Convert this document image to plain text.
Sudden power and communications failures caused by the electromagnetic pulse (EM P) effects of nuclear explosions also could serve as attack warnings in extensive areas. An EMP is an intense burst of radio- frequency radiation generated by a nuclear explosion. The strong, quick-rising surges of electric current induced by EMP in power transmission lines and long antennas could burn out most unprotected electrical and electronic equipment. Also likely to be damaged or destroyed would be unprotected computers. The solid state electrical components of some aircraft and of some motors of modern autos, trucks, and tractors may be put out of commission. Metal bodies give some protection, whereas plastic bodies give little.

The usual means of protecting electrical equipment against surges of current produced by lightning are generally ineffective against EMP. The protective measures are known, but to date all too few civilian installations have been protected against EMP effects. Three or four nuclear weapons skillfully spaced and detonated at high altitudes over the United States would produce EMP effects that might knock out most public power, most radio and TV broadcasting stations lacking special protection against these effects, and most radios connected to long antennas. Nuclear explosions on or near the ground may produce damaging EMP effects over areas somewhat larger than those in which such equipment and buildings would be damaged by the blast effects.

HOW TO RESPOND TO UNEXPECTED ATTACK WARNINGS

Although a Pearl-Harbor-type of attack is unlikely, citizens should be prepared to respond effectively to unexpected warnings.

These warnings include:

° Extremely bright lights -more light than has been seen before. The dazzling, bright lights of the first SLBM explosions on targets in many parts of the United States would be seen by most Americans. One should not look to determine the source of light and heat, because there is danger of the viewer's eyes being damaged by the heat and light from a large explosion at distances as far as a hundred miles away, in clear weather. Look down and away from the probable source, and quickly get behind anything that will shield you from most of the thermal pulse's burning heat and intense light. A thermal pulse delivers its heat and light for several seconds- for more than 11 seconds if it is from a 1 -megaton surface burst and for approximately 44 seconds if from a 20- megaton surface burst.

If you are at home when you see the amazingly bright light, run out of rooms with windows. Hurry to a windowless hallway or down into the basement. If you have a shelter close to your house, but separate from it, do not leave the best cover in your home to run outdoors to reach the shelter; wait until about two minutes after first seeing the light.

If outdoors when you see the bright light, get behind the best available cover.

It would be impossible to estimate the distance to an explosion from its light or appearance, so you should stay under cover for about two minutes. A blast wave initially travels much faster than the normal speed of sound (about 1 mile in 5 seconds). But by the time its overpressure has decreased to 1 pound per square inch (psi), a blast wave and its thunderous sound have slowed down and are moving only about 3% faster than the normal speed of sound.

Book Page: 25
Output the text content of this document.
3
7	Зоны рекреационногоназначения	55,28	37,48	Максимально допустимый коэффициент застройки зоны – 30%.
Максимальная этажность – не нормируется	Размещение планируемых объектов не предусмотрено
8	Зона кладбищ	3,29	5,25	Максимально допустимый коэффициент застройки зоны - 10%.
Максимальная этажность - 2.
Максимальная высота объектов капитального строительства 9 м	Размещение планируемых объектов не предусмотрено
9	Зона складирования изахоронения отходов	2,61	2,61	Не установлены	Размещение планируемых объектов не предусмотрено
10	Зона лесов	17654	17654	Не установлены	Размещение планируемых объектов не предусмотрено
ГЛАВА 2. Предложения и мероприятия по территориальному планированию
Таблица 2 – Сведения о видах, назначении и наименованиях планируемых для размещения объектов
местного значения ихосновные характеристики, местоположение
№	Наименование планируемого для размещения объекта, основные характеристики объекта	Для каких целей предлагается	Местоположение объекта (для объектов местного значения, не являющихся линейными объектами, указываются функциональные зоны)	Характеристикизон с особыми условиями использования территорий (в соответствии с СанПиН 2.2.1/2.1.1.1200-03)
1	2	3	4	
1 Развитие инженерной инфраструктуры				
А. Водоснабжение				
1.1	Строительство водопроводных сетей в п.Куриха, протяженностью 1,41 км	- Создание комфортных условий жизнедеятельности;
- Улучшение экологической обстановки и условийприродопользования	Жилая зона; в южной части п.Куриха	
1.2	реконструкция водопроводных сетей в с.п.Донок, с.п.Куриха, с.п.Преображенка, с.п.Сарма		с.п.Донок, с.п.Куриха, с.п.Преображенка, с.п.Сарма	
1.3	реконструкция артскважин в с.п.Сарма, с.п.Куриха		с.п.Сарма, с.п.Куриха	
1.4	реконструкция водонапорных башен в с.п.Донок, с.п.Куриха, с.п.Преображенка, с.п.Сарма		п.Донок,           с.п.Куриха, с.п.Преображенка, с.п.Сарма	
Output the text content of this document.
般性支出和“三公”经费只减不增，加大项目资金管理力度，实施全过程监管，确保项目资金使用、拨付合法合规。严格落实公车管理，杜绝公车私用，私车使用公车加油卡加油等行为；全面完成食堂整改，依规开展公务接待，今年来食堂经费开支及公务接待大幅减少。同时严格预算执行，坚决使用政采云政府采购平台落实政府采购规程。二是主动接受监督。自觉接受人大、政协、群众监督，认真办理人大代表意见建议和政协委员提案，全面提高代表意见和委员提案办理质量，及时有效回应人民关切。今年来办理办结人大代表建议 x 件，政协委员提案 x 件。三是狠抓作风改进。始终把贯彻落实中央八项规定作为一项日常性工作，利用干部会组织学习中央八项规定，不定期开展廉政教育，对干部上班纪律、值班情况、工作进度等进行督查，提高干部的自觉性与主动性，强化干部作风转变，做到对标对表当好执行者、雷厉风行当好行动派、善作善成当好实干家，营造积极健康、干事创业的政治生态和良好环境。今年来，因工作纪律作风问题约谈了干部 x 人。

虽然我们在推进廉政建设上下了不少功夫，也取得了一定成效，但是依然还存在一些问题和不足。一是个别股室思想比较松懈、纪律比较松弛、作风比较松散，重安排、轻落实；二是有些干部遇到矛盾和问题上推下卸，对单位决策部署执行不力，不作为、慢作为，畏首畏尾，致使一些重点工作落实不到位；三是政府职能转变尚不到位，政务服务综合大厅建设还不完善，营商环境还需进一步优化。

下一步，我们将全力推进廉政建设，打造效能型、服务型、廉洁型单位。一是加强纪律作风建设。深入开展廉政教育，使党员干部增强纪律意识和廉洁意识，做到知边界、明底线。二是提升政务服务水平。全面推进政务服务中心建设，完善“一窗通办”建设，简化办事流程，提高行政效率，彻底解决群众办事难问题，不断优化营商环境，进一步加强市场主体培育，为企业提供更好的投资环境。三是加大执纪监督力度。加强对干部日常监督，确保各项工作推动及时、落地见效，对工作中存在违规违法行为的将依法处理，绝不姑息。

◆ ◆ ◆

§ **What is needed**:
Write down every line of the data exactly as it appears above.

§ **Response to the task**:
Convert this document image to plain text.
Sudden power and communications failures caused by the electromagnetic pulse (EM P) effects of nuclear explosions also could serve as attack warnings in extensive areas. An EMP is an intense burst of radio- frequency radiation generated by a nuclear explosion. The strong, quick-rising surges of electric current induced by EMP in power transmission lines and long antennas could burn out most unprotected electrical and electronic equipment. Also likely to be damaged or destroyed would be unprotected computers. The solid state electrical components of some aircraft and of some motors of modern autos, trucks, and tractors may be put out of commission. Metal bodies give some protection, whereas plastic bodies give little.

The usual means of protecting electrical equipment against surges of current produced by lightning are generally ineffective against EMP. The protective measures are known, but to date all too few civilian installations have been protected against EMP effects. Three or four nuclear weapons skillfully spaced and detonated at high altitudes over the United States would produce EMP effects that might knock out most public power, most radio and TV broadcasting stations lacking special protection against these effects, and most radios connected to long antennas. Nuclear explosions on or near the ground may produce damaging EMP effects over areas somewhat larger than those in which such equipment and buildings would be damaged by the blast effects.

HOW TO RESPOND TO UNEXPECTED ATTACK WARNINGS

Although a Pearl-Harbor-type of attack is unlikely, citizens should be prepared to respond effectively to unexpected warnings.

These warnings include:

° Extremely bright lights -more light than has been seen before. The dazzling, bright lights of the first SLBM explosions on targets in many parts of the United States would be seen by most Americans. One should not look to determine the source of light and heat, because there is danger of the viewer's eyes being damaged by the heat and light from a large explosion at distances as far as a hundred miles away, in clear weather. Look down and away from the probable source, and quickly get behind anything that will shield you from most of the thermal pulse's burning heat and intense light. A thermal pulse delivers its heat and light for several seconds- for more than 11 seconds if it is from a 1 -megaton surface burst and for approximately 44 seconds if from a 20- megaton surface burst.

If you are at home when you see the amazingly bright light, run out of rooms with windows. Hurry to a windowless hallway or down into the basement. If you have a shelter close to your house, but separate from it, do not leave the best cover in your home to run outdoors to reach the shelter; wait until about two minutes after first seeing the light.

If outdoors when you see the bright light, get behind the best available cover.

It would be impossible to estimate the distance to an explosion from its light or appearance, so you should stay under cover for about two minutes. A blast wave initially travels much faster than the normal speed of sound (about 1 mile in 5 seconds). But by the time its overpressure has decreased to 1 pound per square inch (psi), a blast wave and its thunderous sound have slowed down and are moving only about 3% faster than the normal speed of sound.

Book Page: 25
Output the text content of this document.
3
7	Зоны рекреационногоназначения	55,28	37,48	Максимально допустимый коэффициент застройки зоны – 30%.
Максимальная этажность – не нормируется	Размещение планируемых объектов не предусмотрено
8	Зона кладбищ	3,29	5,25	Максимально допустимый коэффициент застройки зоны - 10%.
Максимальная этажность - 2.
Максимальная высота объектов капитального строительства 9 м	Размещение планируемых объектов не предусмотрено
9	Зона складирования изахоронения отходов	2,61	2,61	Не установлены	Размещение планируемых объектов не предусмотрено
10	Зона лесов	17654	17654	Не установлены	Размещение планируемых объектов не предусмотрено
ГЛАВА 2. Предложения и мероприятия по территориальному планированию
Таблица 2 – Сведения о видах, назначении и наименованиях планируемых для размещения объектов
местного значения ихосновные характеристики, местоположение
№	Наименование планируемого для размещения объекта, основные характеристики объекта	Для каких целей предлагается	Местоположение объекта (для объектов местного значения, не являющихся линейными объектами, указываются функциональные зоны)	Характеристикизон с особыми условиями использования территорий (в соответствии с СанПиН 2.2.1/2.1.1.1200-03)
1	2	3	4	
1 Развитие инженерной инфраструктуры				
А. Водоснабжение				
1.1	Строительство водопроводных сетей в п.Куриха, протяженностью 1,41 км	- Создание комфортных условий жизнедеятельности;
- Улучшение экологической обстановки и условийприродопользования	Жилая зона; в южной части п.Куриха	
1.2	реконструкция водопроводных сетей в с.п.Донок, с.п.Куриха, с.п.Преображенка, с.п.Сарма		с.п.Донок, с.п.Куриха, с.п.Преображенка, с.п.Сарма	
1.3	реконструкция артскважин в с.п.Сарма, с.п.Куриха		с.п.Сарма, с.п.Куриха	
1.4	реконструкция водонапорных башен в с.п.Донок, с.п.Куриха, с.п.Преображенка, с.п.Сарма		п.Донок,           с.п.Куриха, с.п.Преображенка, с.п.Сарма	
Output the text content of this document.
般性支出和“三公”经费只减不增，加大项目资金管理力度，实施全过程监管，确保项目资金使用、拨付合法合规。严格落实公车管理，杜绝公车私用，私车使用公车加油卡加油等行为；全面完成食堂整改，依规开展公务接待，今年来食堂经费开支及公务接待大幅减少。同时严格预算执行，坚决使用政采云政府采购平台落实政府采购规程。二是主动接受监督。自觉接受人大、政协、群众监督，认真办理人大代表意见建议和政协委员提案，全面提高代表意见和委员提案办理质量，及时有效回应人民关切。今年来办理办结人大代表建议 x 件，政协委员提案 x 件。三是狠抓作风改进。始终把贯彻落实中央八项规定作为一项日常性工作，利用干部会组织学习中央八项规定，不定期开展廉政教育，对干部上班纪律、值班情况、工作进度等进行督查，提高干部的自觉性与主动性，强化干部作风转变，做到对标对表当好执行者、雷厉风行当好行动派、善作善成当好实干家，营造积极健康、干事创业的政治生态和良好环境。今年来，因工作纪律作风问题约谈了干部 x 人。

虽然我们在推进廉政建设上下了不少功夫，也取得了一定成效，但是依然还存在一些问题和不足。一是个别股室思想比较松懈、纪律比较松弛、作风比较松散，重安排、轻落实；二是有些干部遇到矛盾和问题上推下卸，对单位决策部署执行不力，不作为、慢作为，畏首畏尾，致使一些重点工作落实不到位；三是政府职能转变尚不到位，政务服务综合大厅建设还不完善，营商环境还需进一步优化。

下一步，我们将全力推进廉政建设，打造效能型、服务型、廉洁型单位。一是加强纪律作风建设。深入开展廉政教育，使党员干部增强纪律意识和廉洁意识，做到知边界、明底线。二是提升政务服务水平。全面推进政务服务中心建设，完善“一窗通办”建设，简化办事流程，提高行政效率，彻底解决群众办事难问题，不断优化营商环境，进一步加强市场主体培育，为企业提供更好的投资环境。三是加大执纪监督力度。加强对干部日常监督，确保各项工作推动及时、落地见效，对工作中存在违规违法行为的将依法处理，绝不姑息。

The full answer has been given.